### WHAT IS BEING ASKED:
Select from the records below every line that has the word "exposure" in it.

Figure record extracts

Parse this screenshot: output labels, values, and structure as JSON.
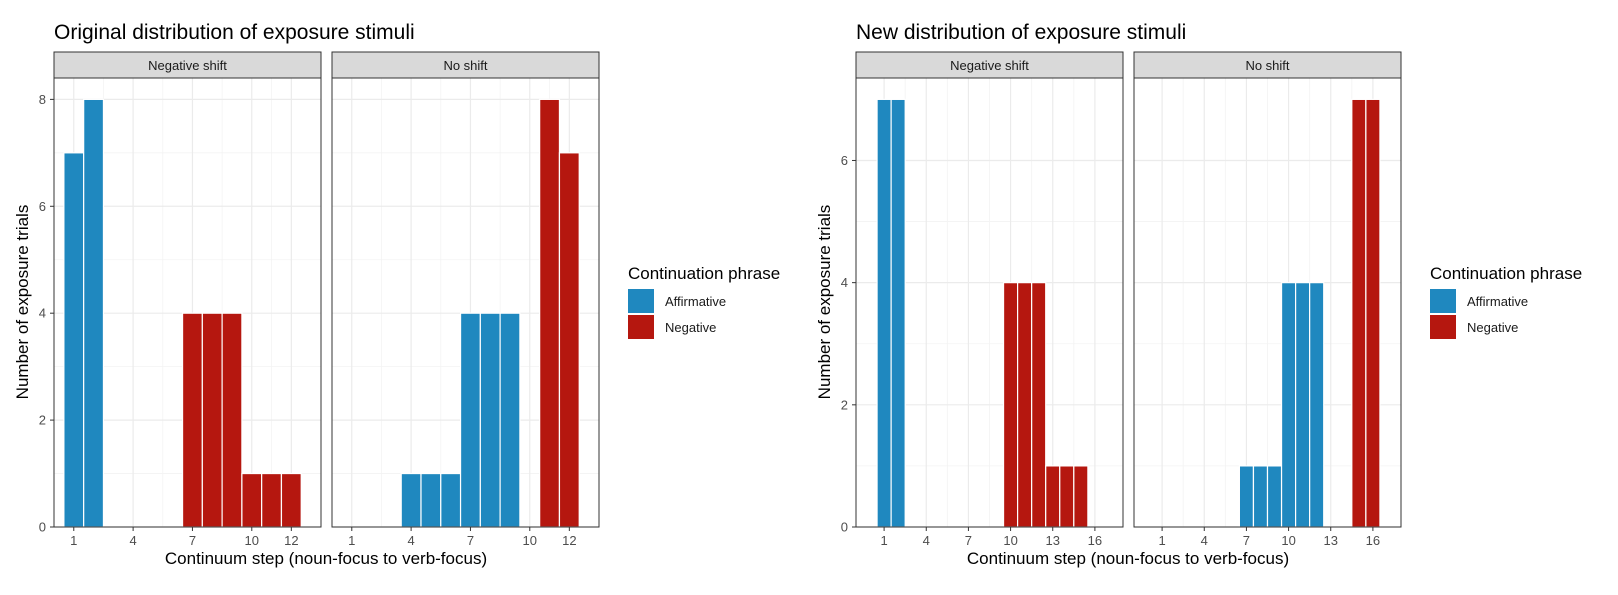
{
  "colors": {
    "affirmative": "#1f88bf",
    "negative": "#b5170f",
    "strip_fill": "#d9d9d9",
    "panel_border": "#333333",
    "grid": "#ebebeb"
  },
  "legend": {
    "title": "Continuation phrase",
    "items": [
      {
        "key": "affirmative",
        "label": "Affirmative"
      },
      {
        "key": "negative",
        "label": "Negative"
      }
    ]
  },
  "chart_data": [
    {
      "type": "bar",
      "title": "Original distribution of exposure stimuli",
      "xlabel": "Continuum step (noun-focus to verb-focus)",
      "ylabel": "Number of exposure trials",
      "xlim": [
        0,
        13.5
      ],
      "ylim": [
        0,
        8.4
      ],
      "x_ticks": [
        1,
        4,
        7,
        10,
        12
      ],
      "y_ticks": [
        0,
        2,
        4,
        6,
        8
      ],
      "grid": true,
      "legend_position": "right",
      "facets": [
        {
          "label": "Negative shift",
          "bars": [
            {
              "x": 1,
              "y": 7,
              "series": "affirmative"
            },
            {
              "x": 2,
              "y": 8,
              "series": "affirmative"
            },
            {
              "x": 7,
              "y": 4,
              "series": "negative"
            },
            {
              "x": 8,
              "y": 4,
              "series": "negative"
            },
            {
              "x": 9,
              "y": 4,
              "series": "negative"
            },
            {
              "x": 10,
              "y": 1,
              "series": "negative"
            },
            {
              "x": 11,
              "y": 1,
              "series": "negative"
            },
            {
              "x": 12,
              "y": 1,
              "series": "negative"
            }
          ]
        },
        {
          "label": "No shift",
          "bars": [
            {
              "x": 4,
              "y": 1,
              "series": "affirmative"
            },
            {
              "x": 5,
              "y": 1,
              "series": "affirmative"
            },
            {
              "x": 6,
              "y": 1,
              "series": "affirmative"
            },
            {
              "x": 7,
              "y": 4,
              "series": "affirmative"
            },
            {
              "x": 8,
              "y": 4,
              "series": "affirmative"
            },
            {
              "x": 9,
              "y": 4,
              "series": "affirmative"
            },
            {
              "x": 11,
              "y": 8,
              "series": "negative"
            },
            {
              "x": 12,
              "y": 7,
              "series": "negative"
            }
          ]
        }
      ]
    },
    {
      "type": "bar",
      "title": "New distribution of exposure stimuli",
      "xlabel": "Continuum step (noun-focus to verb-focus)",
      "ylabel": "Number of exposure trials",
      "xlim": [
        -1,
        18
      ],
      "ylim": [
        0,
        7.35
      ],
      "x_ticks": [
        1,
        4,
        7,
        10,
        13,
        16
      ],
      "y_ticks": [
        0,
        2,
        4,
        6
      ],
      "grid": true,
      "legend_position": "right",
      "facets": [
        {
          "label": "Negative shift",
          "bars": [
            {
              "x": 1,
              "y": 7,
              "series": "affirmative"
            },
            {
              "x": 2,
              "y": 7,
              "series": "affirmative"
            },
            {
              "x": 10,
              "y": 4,
              "series": "negative"
            },
            {
              "x": 11,
              "y": 4,
              "series": "negative"
            },
            {
              "x": 12,
              "y": 4,
              "series": "negative"
            },
            {
              "x": 13,
              "y": 1,
              "series": "negative"
            },
            {
              "x": 14,
              "y": 1,
              "series": "negative"
            },
            {
              "x": 15,
              "y": 1,
              "series": "negative"
            }
          ]
        },
        {
          "label": "No shift",
          "bars": [
            {
              "x": 7,
              "y": 1,
              "series": "affirmative"
            },
            {
              "x": 8,
              "y": 1,
              "series": "affirmative"
            },
            {
              "x": 9,
              "y": 1,
              "series": "affirmative"
            },
            {
              "x": 10,
              "y": 4,
              "series": "affirmative"
            },
            {
              "x": 11,
              "y": 4,
              "series": "affirmative"
            },
            {
              "x": 12,
              "y": 4,
              "series": "affirmative"
            },
            {
              "x": 15,
              "y": 7,
              "series": "negative"
            },
            {
              "x": 16,
              "y": 7,
              "series": "negative"
            }
          ]
        }
      ]
    }
  ]
}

### FINISHED EXERCISE:
      "title": "Original distribution of exposure stimuli",
      "ylabel": "Number of exposure trials",
      "title": "New distribution of exposure stimuli",
      "ylabel": "Number of exposure trials",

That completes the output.